> **Exercise instructions**: List each line in which the string "Oslo" appears.

> **Data supplied**:
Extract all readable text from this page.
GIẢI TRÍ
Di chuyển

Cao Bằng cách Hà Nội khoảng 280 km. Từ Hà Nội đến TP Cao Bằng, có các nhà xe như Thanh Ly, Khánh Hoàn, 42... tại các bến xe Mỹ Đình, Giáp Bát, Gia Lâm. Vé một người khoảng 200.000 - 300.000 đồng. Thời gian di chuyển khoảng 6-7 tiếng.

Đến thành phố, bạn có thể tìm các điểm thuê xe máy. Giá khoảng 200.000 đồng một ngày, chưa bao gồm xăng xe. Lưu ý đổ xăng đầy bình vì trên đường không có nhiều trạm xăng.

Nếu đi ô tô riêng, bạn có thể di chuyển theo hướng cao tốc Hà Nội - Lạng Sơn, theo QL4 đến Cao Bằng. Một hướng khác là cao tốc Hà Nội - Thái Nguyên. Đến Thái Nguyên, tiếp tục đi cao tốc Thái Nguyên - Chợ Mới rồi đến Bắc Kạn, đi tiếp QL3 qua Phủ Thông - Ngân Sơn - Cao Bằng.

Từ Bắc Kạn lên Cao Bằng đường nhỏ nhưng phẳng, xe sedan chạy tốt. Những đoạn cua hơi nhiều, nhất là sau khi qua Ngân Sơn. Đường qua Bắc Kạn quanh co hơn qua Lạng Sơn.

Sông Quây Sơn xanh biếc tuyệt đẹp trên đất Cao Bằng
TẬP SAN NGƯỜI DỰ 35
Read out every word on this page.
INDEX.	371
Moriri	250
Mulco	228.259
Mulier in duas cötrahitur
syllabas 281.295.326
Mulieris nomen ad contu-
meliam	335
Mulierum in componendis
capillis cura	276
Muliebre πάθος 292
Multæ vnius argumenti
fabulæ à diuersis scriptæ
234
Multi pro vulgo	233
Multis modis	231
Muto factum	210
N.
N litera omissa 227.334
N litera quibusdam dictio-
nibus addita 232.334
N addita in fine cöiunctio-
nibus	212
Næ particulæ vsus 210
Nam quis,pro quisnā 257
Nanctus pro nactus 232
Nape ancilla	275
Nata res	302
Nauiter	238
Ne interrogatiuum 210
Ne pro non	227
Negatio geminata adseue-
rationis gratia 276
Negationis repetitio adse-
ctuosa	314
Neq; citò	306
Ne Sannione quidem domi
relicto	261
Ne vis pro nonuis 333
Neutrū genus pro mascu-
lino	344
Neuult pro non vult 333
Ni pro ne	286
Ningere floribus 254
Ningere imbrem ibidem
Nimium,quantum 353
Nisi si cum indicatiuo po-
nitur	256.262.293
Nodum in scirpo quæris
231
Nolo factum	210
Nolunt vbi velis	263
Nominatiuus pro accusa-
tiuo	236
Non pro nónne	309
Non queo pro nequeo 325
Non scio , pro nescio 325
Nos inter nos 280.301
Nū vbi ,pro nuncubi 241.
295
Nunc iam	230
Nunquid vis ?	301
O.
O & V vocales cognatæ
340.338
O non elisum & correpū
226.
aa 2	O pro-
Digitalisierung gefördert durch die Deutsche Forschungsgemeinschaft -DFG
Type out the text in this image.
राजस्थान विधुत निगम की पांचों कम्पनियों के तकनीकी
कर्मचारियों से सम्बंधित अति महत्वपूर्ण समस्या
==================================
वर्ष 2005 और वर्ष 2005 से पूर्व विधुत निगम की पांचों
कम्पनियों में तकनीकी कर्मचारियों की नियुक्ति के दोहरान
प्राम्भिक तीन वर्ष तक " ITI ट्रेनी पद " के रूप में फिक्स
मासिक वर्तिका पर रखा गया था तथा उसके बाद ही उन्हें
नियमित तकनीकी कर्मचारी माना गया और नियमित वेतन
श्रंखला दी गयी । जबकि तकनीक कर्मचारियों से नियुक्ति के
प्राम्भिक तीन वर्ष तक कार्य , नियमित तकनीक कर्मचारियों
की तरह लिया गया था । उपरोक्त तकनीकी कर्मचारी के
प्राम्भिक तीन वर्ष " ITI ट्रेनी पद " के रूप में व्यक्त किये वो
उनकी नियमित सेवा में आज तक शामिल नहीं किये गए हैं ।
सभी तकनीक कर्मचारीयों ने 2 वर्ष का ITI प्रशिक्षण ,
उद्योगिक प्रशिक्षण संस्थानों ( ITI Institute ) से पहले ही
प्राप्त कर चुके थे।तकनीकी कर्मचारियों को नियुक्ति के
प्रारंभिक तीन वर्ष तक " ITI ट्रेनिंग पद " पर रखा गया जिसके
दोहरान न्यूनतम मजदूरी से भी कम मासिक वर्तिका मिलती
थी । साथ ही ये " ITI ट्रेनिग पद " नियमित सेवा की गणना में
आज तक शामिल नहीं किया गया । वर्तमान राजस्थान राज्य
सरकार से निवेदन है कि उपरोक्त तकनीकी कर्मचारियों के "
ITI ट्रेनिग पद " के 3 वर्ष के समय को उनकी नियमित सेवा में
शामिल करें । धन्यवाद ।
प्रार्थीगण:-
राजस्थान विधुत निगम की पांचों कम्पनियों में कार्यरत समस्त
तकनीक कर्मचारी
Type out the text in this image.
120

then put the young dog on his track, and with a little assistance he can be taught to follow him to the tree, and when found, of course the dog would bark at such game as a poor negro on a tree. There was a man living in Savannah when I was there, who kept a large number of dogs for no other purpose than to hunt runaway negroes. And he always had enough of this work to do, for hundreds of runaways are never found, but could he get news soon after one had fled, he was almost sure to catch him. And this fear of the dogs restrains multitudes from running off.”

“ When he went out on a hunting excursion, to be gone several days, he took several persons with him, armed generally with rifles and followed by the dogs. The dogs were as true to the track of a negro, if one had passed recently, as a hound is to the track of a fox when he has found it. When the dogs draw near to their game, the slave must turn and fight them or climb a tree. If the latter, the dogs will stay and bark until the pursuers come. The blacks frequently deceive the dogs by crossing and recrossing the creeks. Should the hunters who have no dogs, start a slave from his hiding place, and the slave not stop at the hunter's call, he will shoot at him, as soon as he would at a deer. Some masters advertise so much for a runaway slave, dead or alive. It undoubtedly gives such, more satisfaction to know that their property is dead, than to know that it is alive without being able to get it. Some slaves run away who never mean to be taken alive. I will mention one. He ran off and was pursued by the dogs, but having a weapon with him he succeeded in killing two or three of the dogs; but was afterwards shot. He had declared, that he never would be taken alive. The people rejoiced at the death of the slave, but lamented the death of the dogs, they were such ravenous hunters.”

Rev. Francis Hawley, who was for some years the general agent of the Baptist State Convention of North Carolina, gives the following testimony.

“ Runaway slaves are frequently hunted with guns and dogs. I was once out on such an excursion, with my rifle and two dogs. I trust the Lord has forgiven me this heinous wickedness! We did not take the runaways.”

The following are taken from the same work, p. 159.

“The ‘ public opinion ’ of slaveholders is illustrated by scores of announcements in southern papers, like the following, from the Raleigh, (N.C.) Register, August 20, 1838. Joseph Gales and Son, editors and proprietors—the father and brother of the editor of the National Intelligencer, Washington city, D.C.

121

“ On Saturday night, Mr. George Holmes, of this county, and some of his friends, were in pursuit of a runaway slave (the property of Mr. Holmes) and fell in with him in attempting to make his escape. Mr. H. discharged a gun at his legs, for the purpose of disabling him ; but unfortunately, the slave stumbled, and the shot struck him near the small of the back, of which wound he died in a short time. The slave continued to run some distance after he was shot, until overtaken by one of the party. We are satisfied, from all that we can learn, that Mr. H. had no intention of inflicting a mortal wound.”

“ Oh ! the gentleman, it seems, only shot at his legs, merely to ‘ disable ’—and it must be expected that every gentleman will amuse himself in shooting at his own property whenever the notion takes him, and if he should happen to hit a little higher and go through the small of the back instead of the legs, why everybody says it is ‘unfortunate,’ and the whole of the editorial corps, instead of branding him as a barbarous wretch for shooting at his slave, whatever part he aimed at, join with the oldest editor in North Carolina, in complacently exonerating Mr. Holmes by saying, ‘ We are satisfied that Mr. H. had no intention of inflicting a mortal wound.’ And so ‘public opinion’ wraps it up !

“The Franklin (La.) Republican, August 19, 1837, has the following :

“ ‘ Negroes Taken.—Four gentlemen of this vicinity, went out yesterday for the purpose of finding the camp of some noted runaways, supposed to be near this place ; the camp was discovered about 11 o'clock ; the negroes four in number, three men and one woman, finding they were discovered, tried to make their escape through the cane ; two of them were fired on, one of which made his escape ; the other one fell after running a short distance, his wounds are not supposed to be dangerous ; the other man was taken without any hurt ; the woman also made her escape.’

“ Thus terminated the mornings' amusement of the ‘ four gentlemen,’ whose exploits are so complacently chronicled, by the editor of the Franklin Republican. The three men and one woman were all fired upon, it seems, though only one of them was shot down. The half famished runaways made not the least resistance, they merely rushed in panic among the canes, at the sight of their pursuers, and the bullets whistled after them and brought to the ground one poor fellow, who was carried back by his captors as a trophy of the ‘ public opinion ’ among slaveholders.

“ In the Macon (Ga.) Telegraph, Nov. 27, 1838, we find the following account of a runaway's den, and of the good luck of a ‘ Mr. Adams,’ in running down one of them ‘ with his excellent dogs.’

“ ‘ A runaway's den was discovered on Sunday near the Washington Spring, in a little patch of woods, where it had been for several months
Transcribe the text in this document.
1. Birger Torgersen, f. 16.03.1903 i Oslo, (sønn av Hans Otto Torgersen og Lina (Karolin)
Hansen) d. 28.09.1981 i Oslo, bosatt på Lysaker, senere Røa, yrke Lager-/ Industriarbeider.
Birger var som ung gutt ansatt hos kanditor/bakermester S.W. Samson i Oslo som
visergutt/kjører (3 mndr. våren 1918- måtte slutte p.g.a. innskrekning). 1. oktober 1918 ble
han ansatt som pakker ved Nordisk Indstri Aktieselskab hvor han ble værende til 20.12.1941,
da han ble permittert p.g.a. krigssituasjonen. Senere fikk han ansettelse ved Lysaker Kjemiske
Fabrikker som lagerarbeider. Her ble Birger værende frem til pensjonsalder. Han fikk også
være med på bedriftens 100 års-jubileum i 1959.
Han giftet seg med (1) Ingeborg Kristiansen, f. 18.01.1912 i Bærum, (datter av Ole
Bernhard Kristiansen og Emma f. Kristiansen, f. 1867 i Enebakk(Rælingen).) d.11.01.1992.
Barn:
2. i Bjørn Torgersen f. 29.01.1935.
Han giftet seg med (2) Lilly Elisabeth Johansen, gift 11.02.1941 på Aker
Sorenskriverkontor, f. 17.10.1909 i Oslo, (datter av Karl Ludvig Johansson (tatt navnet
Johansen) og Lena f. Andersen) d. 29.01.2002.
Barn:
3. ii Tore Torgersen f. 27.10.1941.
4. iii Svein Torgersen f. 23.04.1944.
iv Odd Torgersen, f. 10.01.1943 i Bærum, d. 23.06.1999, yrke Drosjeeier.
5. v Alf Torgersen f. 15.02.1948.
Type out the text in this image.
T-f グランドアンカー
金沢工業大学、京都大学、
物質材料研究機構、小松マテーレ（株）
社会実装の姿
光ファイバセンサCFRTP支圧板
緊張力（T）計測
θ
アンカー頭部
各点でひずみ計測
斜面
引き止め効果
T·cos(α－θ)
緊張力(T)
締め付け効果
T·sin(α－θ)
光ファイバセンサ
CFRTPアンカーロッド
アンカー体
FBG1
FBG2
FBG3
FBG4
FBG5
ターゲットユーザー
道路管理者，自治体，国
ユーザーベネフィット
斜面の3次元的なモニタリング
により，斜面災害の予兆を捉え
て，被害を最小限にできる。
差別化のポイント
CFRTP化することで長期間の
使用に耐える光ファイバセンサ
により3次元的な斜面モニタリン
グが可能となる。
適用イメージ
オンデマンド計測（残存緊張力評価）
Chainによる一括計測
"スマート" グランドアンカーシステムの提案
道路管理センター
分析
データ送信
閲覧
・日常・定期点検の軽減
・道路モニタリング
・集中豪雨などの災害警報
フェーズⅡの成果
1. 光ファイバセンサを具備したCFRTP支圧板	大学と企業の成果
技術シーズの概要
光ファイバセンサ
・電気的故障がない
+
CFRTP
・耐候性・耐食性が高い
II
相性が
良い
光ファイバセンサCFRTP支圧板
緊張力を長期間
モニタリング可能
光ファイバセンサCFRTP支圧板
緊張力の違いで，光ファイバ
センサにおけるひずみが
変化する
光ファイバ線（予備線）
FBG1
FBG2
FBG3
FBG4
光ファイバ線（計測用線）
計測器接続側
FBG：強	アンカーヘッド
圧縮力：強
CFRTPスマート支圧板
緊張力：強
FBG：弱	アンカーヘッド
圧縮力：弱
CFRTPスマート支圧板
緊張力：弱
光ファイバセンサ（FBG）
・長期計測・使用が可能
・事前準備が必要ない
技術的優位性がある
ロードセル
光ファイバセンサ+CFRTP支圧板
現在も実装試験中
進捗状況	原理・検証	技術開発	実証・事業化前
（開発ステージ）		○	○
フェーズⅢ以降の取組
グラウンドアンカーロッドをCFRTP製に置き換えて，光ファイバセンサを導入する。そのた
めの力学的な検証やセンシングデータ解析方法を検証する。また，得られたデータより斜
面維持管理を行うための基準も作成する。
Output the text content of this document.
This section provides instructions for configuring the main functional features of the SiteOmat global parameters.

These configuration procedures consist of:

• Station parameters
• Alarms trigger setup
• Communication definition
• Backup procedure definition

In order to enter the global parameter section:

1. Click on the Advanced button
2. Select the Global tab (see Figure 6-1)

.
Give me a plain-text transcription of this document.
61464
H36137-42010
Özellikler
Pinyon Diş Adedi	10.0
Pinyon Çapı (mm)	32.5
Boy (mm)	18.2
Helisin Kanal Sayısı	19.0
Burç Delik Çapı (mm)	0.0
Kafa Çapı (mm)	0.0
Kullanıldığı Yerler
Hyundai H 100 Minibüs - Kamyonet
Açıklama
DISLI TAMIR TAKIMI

> **Task response**:
1. Birger Torgersen, f. 16.03.1903 i Oslo, (sønn av Hans Otto Torgersen og Lina (Karolin)
Hansen) d. 28.09.1981 i Oslo, bosatt på Lysaker, senere Røa, yrke Lager-/ Industriarbeider.
Birger var som ung gutt ansatt hos kanditor/bakermester S.W. Samson i Oslo som
Sorenskriverkontor, f. 17.10.1909 i Oslo, (datter av Karl Ludvig Johansson (tatt navnet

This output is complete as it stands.